WORK TO COMPLETE:
Reproduce all of the data that follows, character for character.

MATERIAL TO PROCESS:

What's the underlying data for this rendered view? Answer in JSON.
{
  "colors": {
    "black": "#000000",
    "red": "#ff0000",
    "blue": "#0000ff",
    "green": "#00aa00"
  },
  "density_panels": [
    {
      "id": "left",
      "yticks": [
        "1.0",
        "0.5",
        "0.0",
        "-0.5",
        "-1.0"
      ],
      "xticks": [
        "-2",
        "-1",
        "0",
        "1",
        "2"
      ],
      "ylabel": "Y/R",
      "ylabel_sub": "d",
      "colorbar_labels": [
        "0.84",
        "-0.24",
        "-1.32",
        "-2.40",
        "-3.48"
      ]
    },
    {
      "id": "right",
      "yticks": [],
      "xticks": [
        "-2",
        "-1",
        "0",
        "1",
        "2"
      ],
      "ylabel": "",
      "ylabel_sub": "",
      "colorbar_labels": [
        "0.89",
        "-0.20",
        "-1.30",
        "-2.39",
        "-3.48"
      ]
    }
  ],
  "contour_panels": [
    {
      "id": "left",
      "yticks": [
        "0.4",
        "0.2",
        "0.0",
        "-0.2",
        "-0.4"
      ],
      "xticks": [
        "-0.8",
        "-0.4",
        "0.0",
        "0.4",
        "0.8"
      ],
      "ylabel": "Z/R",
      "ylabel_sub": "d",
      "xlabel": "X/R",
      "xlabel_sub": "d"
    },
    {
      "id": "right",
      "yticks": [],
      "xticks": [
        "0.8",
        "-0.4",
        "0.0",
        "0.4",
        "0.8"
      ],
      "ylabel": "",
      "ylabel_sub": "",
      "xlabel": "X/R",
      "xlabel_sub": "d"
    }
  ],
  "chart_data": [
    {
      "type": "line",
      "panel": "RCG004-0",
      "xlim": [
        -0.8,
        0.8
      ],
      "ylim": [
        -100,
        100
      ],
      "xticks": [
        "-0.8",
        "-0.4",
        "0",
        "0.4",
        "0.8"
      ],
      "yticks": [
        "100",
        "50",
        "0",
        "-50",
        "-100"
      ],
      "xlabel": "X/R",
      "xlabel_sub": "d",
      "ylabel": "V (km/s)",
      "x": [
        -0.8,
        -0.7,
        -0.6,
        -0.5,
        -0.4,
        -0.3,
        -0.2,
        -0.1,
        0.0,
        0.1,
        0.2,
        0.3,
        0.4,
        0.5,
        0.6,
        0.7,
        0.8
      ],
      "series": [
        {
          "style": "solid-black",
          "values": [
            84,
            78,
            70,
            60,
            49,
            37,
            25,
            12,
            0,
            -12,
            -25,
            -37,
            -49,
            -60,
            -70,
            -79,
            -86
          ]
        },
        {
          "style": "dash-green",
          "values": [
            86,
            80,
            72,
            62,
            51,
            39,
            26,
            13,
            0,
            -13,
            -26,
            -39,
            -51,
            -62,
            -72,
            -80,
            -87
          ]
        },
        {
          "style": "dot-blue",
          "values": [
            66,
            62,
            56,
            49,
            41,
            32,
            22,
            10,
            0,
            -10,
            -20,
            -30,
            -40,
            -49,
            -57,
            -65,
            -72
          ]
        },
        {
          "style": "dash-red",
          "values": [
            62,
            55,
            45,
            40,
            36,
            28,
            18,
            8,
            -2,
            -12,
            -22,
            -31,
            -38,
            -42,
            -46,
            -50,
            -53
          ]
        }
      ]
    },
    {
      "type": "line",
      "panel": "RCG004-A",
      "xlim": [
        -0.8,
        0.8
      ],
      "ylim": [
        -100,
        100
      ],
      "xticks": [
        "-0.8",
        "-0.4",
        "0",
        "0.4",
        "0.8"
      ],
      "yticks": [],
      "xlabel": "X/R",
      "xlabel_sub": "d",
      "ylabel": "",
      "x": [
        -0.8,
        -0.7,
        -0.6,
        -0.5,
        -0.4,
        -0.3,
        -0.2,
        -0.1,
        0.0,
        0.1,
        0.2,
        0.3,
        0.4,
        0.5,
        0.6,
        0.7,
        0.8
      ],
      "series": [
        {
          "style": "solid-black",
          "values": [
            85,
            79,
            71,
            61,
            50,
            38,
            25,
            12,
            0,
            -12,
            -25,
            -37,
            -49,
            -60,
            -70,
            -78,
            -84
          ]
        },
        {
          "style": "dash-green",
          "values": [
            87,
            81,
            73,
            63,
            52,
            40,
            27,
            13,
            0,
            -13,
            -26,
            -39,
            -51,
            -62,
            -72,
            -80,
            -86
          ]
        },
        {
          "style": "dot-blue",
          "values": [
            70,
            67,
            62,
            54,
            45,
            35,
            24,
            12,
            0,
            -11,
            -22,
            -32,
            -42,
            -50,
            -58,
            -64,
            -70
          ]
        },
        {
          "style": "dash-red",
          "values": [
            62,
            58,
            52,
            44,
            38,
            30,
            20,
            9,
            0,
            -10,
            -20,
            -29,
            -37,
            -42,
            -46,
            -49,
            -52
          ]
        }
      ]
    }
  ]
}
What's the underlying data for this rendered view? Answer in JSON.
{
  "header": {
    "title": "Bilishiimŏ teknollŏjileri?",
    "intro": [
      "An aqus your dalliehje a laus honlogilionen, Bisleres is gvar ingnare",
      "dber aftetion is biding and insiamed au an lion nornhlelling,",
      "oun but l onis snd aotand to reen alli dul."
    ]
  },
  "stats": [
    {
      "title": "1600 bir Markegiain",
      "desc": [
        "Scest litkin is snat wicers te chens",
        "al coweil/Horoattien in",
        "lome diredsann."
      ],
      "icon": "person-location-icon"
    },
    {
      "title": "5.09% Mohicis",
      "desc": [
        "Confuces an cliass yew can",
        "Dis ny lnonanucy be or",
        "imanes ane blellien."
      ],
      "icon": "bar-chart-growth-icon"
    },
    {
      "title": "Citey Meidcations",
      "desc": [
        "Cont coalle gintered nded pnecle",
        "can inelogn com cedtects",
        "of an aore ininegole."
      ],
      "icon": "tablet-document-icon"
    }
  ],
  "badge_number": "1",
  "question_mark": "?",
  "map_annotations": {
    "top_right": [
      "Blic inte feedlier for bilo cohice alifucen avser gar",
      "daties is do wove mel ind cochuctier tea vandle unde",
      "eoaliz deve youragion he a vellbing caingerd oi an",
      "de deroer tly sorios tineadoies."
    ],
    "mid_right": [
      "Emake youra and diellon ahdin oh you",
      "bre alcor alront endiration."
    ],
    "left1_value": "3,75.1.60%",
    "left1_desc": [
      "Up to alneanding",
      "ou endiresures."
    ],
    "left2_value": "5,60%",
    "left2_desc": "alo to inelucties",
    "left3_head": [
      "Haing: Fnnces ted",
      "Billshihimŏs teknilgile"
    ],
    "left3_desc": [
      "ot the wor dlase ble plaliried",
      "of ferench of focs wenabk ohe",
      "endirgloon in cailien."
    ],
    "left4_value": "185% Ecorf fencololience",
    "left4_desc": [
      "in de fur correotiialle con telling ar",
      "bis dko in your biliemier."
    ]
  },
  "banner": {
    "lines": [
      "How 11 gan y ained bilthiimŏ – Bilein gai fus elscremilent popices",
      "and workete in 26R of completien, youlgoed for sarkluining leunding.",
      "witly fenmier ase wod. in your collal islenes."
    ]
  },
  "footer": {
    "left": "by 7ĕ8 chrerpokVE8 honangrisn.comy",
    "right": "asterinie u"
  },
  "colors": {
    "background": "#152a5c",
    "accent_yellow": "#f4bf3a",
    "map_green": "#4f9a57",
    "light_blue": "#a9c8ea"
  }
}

EXERCISE ANSWER:
What's the underlying data for this rendered view? Answer in JSON.
{
  "colors": {
    "black": "#000000",
    "red": "#ff0000",
    "blue": "#0000ff",
    "green": "#00aa00"
  },
  "density_panels": [
    {
      "id": "left",
      "yticks": [
        "1.0",
        "0.5",
        "0.0",
        "-0.5",
        "-1.0"
      ],
      "xticks": [
        "-2",
        "-1",
        "0",
        "1",
        "2"
      ],
      "ylabel": "Y/R",
      "ylabel_sub": "d",
      "colorbar_labels": [
        "0.84",
        "-0.24",
        "-1.32",
        "-2.40",
        "-3.48"
      ]
    },
    {
      "id": "right",
      "yticks": [],
      "xticks": [
        "-2",
        "-1",
        "0",
        "1",
        "2"
      ],
      "ylabel": "",
      "ylabel_sub": "",
      "colorbar_labels": [
        "0.89",
        "-0.20",
        "-1.30",
        "-2.39",
        "-3.48"
      ]
    }
  ],
  "contour_panels": [
    {
      "id": "left",
      "yticks": [
        "0.4",
        "0.2",
        "0.0",
        "-0.2",
        "-0.4"
      ],
      "xticks": [
        "-0.8",
        "-0.4",
        "0.0",
        "0.4",
        "0.8"
      ],
      "ylabel": "Z/R",
      "ylabel_sub": "d",
      "xlabel": "X/R",
      "xlabel_sub": "d"
    },
    {
      "id": "right",
      "yticks": [],
      "xticks": [
        "0.8",
        "-0.4",
        "0.0",
        "0.4",
        "0.8"
      ],
      "ylabel": "",
      "ylabel_sub": "",
      "xlabel": "X/R",
      "xlabel_sub": "d"
    }
  ],
  "chart_data": [
    {
      "type": "line",
      "panel": "RCG004-0",
      "xlim": [
        -0.8,
        0.8
      ],
      "ylim": [
        -100,
        100
      ],
      "xticks": [
        "-0.8",
        "-0.4",
        "0",
        "0.4",
        "0.8"
      ],
      "yticks": [
        "100",
        "50",
        "0",
        "-50",
        "-100"
      ],
      "xlabel": "X/R",
      "xlabel_sub": "d",
      "ylabel": "V (km/s)",
      "x": [
        -0.8,
        -0.7,
        -0.6,
        -0.5,
        -0.4,
        -0.3,
        -0.2,
        -0.1,
        0.0,
        0.1,
        0.2,
        0.3,
        0.4,
        0.5,
        0.6,
        0.7,
        0.8
      ],
      "series": [
        {
          "style": "solid-black",
          "values": [
            84,
            78,
            70,
            60,
            49,
            37,
            25,
            12,
            0,
            -12,
            -25,
            -37,
            -49,
            -60,
            -70,
            -79,
            -86
          ]
        },
        {
          "style": "dash-green",
          "values": [
            86,
            80,
            72,
            62,
            51,
            39,
            26,
            13,
            0,
            -13,
            -26,
            -39,
            -51,
            -62,
            -72,
            -80,
            -87
          ]
        },
        {
          "style": "dot-blue",
          "values": [
            66,
            62,
            56,
            49,
            41,
            32,
            22,
            10,
            0,
            -10,
            -20,
            -30,
            -40,
            -49,
            -57,
            -65,
            -72
          ]
        },
        {
          "style": "dash-red",
          "values": [
            62,
            55,
            45,
            40,
            36,
            28,
            18,
            8,
            -2,
            -12,
            -22,
            -31,
            -38,
            -42,
            -46,
            -50,
            -53
          ]
        }
      ]
    },
    {
      "type": "line",
      "panel": "RCG004-A",
      "xlim": [
        -0.8,
        0.8
      ],
      "ylim": [
        -100,
        100
      ],
      "xticks": [
        "-0.8",
        "-0.4",
        "0",
        "0.4",
        "0.8"
      ],
      "yticks": [],
      "xlabel": "X/R",
      "xlabel_sub": "d",
      "ylabel": "",
      "x": [
        -0.8,
        -0.7,
        -0.6,
        -0.5,
        -0.4,
        -0.3,
        -0.2,
        -0.1,
        0.0,
        0.1,
        0.2,
        0.3,
        0.4,
        0.5,
        0.6,
        0.7,
        0.8
      ],
      "series": [
        {
          "style": "solid-black",
          "values": [
            85,
            79,
            71,
            61,
            50,
            38,
            25,
            12,
            0,
            -12,
            -25,
            -37,
            -49,
            -60,
            -70,
            -78,
            -84
          ]
        },
        {
          "style": "dash-green",
          "values": [
            87,
            81,
            73,
            63,
            52,
            40,
            27,
            13,
            0,
            -13,
            -26,
            -39,
            -51,
            -62,
            -72,
            -80,
            -86
          ]
        },
        {
          "style": "dot-blue",
          "values": [
            70,
            67,
            62,
            54,
            45,
            35,
            24,
            12,
            0,
            -11,
            -22,
            -32,
            -42,
            -50,
            -58,
            -64,
            -70
          ]
        },
        {
          "style": "dash-red",
          "values": [
            62,
            58,
            52,
            44,
            38,
            30,
            20,
            9,
            0,
            -10,
            -20,
            -29,
            -37,
            -42,
            -46,
            -49,
            -52
          ]
        }
      ]
    }
  ]
}
What's the underlying data for this rendered view? Answer in JSON.
{
  "header": {
    "title": "Bilishiimŏ teknollŏjileri?",
    "intro": [
      "An aqus your dalliehje a laus honlogilionen, Bisleres is gvar ingnare",
      "dber aftetion is biding and insiamed au an lion nornhlelling,",
      "oun but l onis snd aotand to reen alli dul."
    ]
  },
  "stats": [
    {
      "title": "1600 bir Markegiain",
      "desc": [
        "Scest litkin is snat wicers te chens",
        "al coweil/Horoattien in",
        "lome diredsann."
      ],
      "icon": "person-location-icon"
    },
    {
      "title": "5.09% Mohicis",
      "desc": [
        "Confuces an cliass yew can",
        "Dis ny lnonanucy be or",
        "imanes ane blellien."
      ],
      "icon": "bar-chart-growth-icon"
    },
    {
      "title": "Citey Meidcations",
      "desc": [
        "Cont coalle gintered nded pnecle",
        "can inelogn com cedtects",
        "of an aore ininegole."
      ],
      "icon": "tablet-document-icon"
    }
  ],
  "badge_number": "1",
  "question_mark": "?",
  "map_annotations": {
    "top_right": [
      "Blic inte feedlier for bilo cohice alifucen avser gar",
      "daties is do wove mel ind cochuctier tea vandle unde",
      "eoaliz deve youragion he a vellbing caingerd oi an",
      "de deroer tly sorios tineadoies."
    ],
    "mid_right": [
      "Emake youra and diellon ahdin oh you",
      "bre alcor alront endiration."
    ],
    "left1_value": "3,75.1.60%",
    "left1_desc": [
      "Up to alneanding",
      "ou endiresures."
    ],
    "left2_value": "5,60%",
    "left2_desc": "alo to inelucties",
    "left3_head": [
      "Haing: Fnnces ted",
      "Billshihimŏs teknilgile"
    ],
    "left3_desc": [
      "ot the wor dlase ble plaliried",
      "of ferench of focs wenabk ohe",
      "endirgloon in cailien."
    ],
    "left4_value": "185% Ecorf fencololience",
    "left4_desc": [
      "in de fur correotiialle con telling ar",
      "bis dko in your biliemier."
    ]
  },
  "banner": {
    "lines": [
      "How 11 gan y ained bilthiimŏ – Bilein gai fus elscremilent popices",
      "and workete in 26R of completien, youlgoed for sarkluining leunding.",
      "witly fenmier ase wod. in your collal islenes."
    ]
  },
  "footer": {
    "left": "by 7ĕ8 chrerpokVE8 honangrisn.comy",
    "right": "asterinie u"
  },
  "colors": {
    "background": "#152a5c",
    "accent_yellow": "#f4bf3a",
    "map_green": "#4f9a57",
    "light_blue": "#a9c8ea"
  }
}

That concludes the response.